[Supplied passage]

+===+

However, when the amount of SiO₂ contained as an impurity in the silicon carbide material is low, the supplying amount of SiO becomes low, and therefore sintering based on the reaction equation (1) hardly proceeds even if the firing method using a firing jig paved with carbon particles and the like is used. As a result, the resulting silicon carbide based sintered body tends to have some problems in the quality as follows: pressure loss tends to be high; and bending strength tends to be weak.

In the method for manufacturing a porous silicon carbide body according to the embodiments of the present invention, as a jig for firing a silicon carbide based material, which may make it possible to steadily supply SiO into the firing system, is used during firing of a silicon carbide based molded body, it may become easier to manufacture a porous silicon carbide body which has been certainly sintered.

Application of the porous silicon carbide body thus obtained is not particular limited, and it may be used in a variety of applications. For example, it may be used as a member constituting a catalyst supporting body, a member constituting a ceramic filter, and the like.

Here, in the case where the obtained porous silicon carbide body is used as a ceramic filter, with regard to the pore diameter of the obtained porous silicon carbide body, the lower limit value is desirably about 1 μm, and more desirably about 5 μm, while the upper limit value is desirably about 100 μm, and more desirably about 50 μm. With regard to the porosity, the desirable lower limit value is about 20%, and the desirable upper limit value is about 80%. In the case where the pore diameter and the porosity are in the above-mentioned range, it may become easier to suitably use the porous silicon carbide body obtained by the method for manufacturing the porous silicon carbide body according to the embodiments of the present invention as a ceramic filter.

EXAMPLES

The following description will discuss the present invention in detail by means of examples; however, the present invention is not intended to be limited by these examples.

Examples 1 to 19

The following method was carried out to manufacture a jig for firing a silicon carbide based material on which a SiO source layer using hydridopolycarbosilane was formed.

On the bottom face, that is, on the right face side (the side on which a silicon carbide based molded body is placed), of a previously obtained box-shape jig made of carbon (DSG-332, manufactured by SEC Corp.) with an upper portion opened, a polymer for forming a SiO source layer containing allylhydridopolycarbosilane as a main component (SP-MATRIX Polymer, manufactured by Starfire-Systems Inc.) was applied, and the resulting product was subjected to a process comprising drying at 100° C. for 12 hours followed by firing at 2200° C. for 2.5 hours, repeating the process at the number of the times indicated in Table 1, so that a jig for firing a silicon carbide based material in which a SiO source layer having a thickness of 0.10 to 1.65 mm was formed on the bottom face (right face side) was manufactured.

+===+

[Brief A] Reproduce verbatim the lines of the records below, from the line with "337, 719, 379]" to the line with "- row-selector[interactable]: [22, 421, 57, 462]".

+===+

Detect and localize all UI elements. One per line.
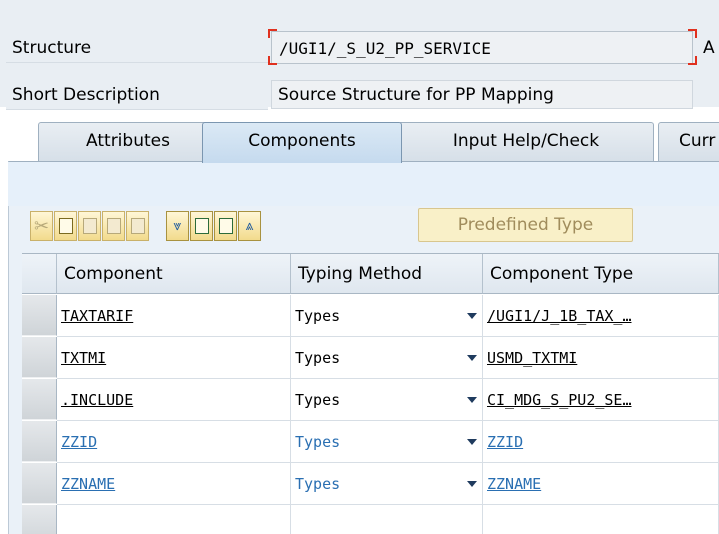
- table-cell-component-type[interactable]: USMD_TXTMI: [483, 337, 719, 379]
- table-cell-component[interactable]: ZZID: [57, 421, 291, 463]
- double-chevron-down-icon: ⩔: [173, 218, 182, 234]
- row-selector[interactable]: [22, 421, 57, 462]
- column-header-component-type[interactable]: Component Type: [483, 254, 719, 294]
- collapse-button[interactable]: [214, 211, 237, 241]
- dropdown-arrow-icon[interactable]: [467, 313, 477, 319]
- structure-field[interactable]: /UGI1/_S_U2_PP_SERVICE: [271, 31, 693, 64]
- table-cell-component-type[interactable]: ZZNAME: [483, 463, 719, 505]
- table-cell-component-type[interactable]: CI_MDG_S_PU2_SE…: [483, 379, 719, 421]
- delete-row-icon: [130, 218, 145, 234]
- copy-button[interactable]: [54, 211, 77, 241]
- collapse-minus-icon: [218, 218, 233, 234]
- structure-label: Structure: [6, 33, 268, 63]
- short-description-label: Short Description: [6, 80, 268, 110]
- paste-icon: [82, 218, 97, 234]
- tab-input-help-check-label: Input Help/Check: [452, 131, 600, 151]
- delete-row-button[interactable]: [126, 211, 149, 241]
- copy-icon: [58, 218, 73, 234]
- dropdown-arrow-icon[interactable]: [467, 355, 477, 361]
- structure-trailing-text: A: [703, 38, 715, 58]
- tab-components[interactable]: Components: [202, 122, 402, 163]
- tab-currency-label: Curr: [679, 131, 716, 151]
- table-cell-component[interactable]: ZZNAME: [57, 463, 291, 505]
- table-cell-component[interactable]: TXTMI: [57, 337, 291, 379]
- table-cell-typing-method[interactable]: [291, 505, 483, 534]
- required-marker-bottom-right: [688, 56, 697, 65]
- required-marker-right: [688, 29, 697, 38]
- table-cell-component[interactable]: [57, 505, 291, 534]
- tab-input-help-check[interactable]: Input Help/Check: [398, 122, 654, 162]
- row-selector[interactable]: [22, 505, 57, 534]
- dropdown-arrow-icon[interactable]: [467, 397, 477, 403]
- insert-row-button[interactable]: [102, 211, 125, 241]
- cut-button[interactable]: ✂: [30, 211, 53, 241]
- tab-attributes[interactable]: Attributes: [38, 122, 218, 162]
- row-selector[interactable]: [22, 379, 57, 420]
- scroll-to-top-button[interactable]: ⩓: [238, 211, 261, 241]
- expand-button[interactable]: [190, 211, 213, 241]
- dropdown-arrow-icon[interactable]: [467, 439, 477, 445]
- table-cell-component-type[interactable]: /UGI1/J_1B_TAX_…: [483, 295, 719, 337]
- column-header-component[interactable]: Component: [57, 254, 291, 294]
- row-selector[interactable]: [22, 295, 57, 336]
- tab-currency[interactable]: Curr: [658, 122, 719, 162]
- short-description-field[interactable]: Source Structure for PP Mapping: [271, 80, 693, 109]
- required-marker-left: [268, 29, 277, 38]
- column-header-typing-method[interactable]: Typing Method: [291, 254, 483, 294]
- table-cell-typing-method[interactable]: Types: [291, 463, 483, 505]
- table-cell-component-type[interactable]: [483, 505, 719, 534]
- table-cell-typing-method[interactable]: Types: [291, 379, 483, 421]
- table-cell-component[interactable]: TAXTARIF: [57, 295, 291, 337]
- predefined-type-button[interactable]: Predefined Type: [418, 208, 633, 242]
- table-cell-component[interactable]: .INCLUDE: [57, 379, 291, 421]
- table-cell-typing-method[interactable]: Types: [291, 421, 483, 463]
- paste-button[interactable]: [78, 211, 101, 241]
- table-cell-typing-method[interactable]: Types: [291, 337, 483, 379]
- dropdown-arrow-icon[interactable]: [467, 481, 477, 487]
- insert-row-icon: [106, 218, 121, 234]
- table-cell-typing-method[interactable]: Types: [291, 295, 483, 337]
- row-selector[interactable]: [22, 337, 57, 378]
- panel-header-band: [8, 162, 719, 206]
- tab-components-label: Components: [248, 131, 356, 151]
- scroll-to-bottom-button[interactable]: ⩔: [166, 211, 189, 241]
- table-cell-component-type[interactable]: ZZID: [483, 421, 719, 463]
- double-chevron-up-icon: ⩓: [245, 218, 254, 234]
- row-selector[interactable]: [22, 463, 57, 504]
- table-corner-cell[interactable]: [22, 254, 57, 294]
- expand-plus-icon: [194, 218, 209, 234]
- tab-attributes-label: Attributes: [86, 131, 170, 151]
- scissors-icon: ✂: [33, 215, 50, 237]
- required-marker-bottom-left: [268, 56, 277, 65]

+===+

[Brief B] Quote the passage on porous silicon carbide above verbatim from "Here, in the" to "a ceramic filter.".

[Final answer A]
- table-cell-component-type[interactable]: USMD_TXTMI: [483, 337, 719, 379]
- table-cell-component[interactable]: ZZID: [57, 421, 291, 463]
- double-chevron-down-icon: ⩔: [173, 218, 182, 234]
- row-selector[interactable]: [22, 421, 57, 462]

[Final answer B]
Here, in the case where the obtained porous silicon carbide body is used as a ceramic filter, with regard to the pore diameter of the obtained porous silicon carbide body, the lower limit value is desirably about 1 μm, and more desirably about 5 μm, while the upper limit value is desirably about 100 μm, and more desirably about 50 μm. With regard to the porosity, the desirable lower limit value is about 20%, and the desirable upper limit value is about 80%. In the case where the pore diameter and the porosity are in the above-mentioned range, it may become easier to suitably use the porous silicon carbide body obtained by the method for manufacturing the porous silicon carbide body according to the embodiments of the present invention as a ceramic filter.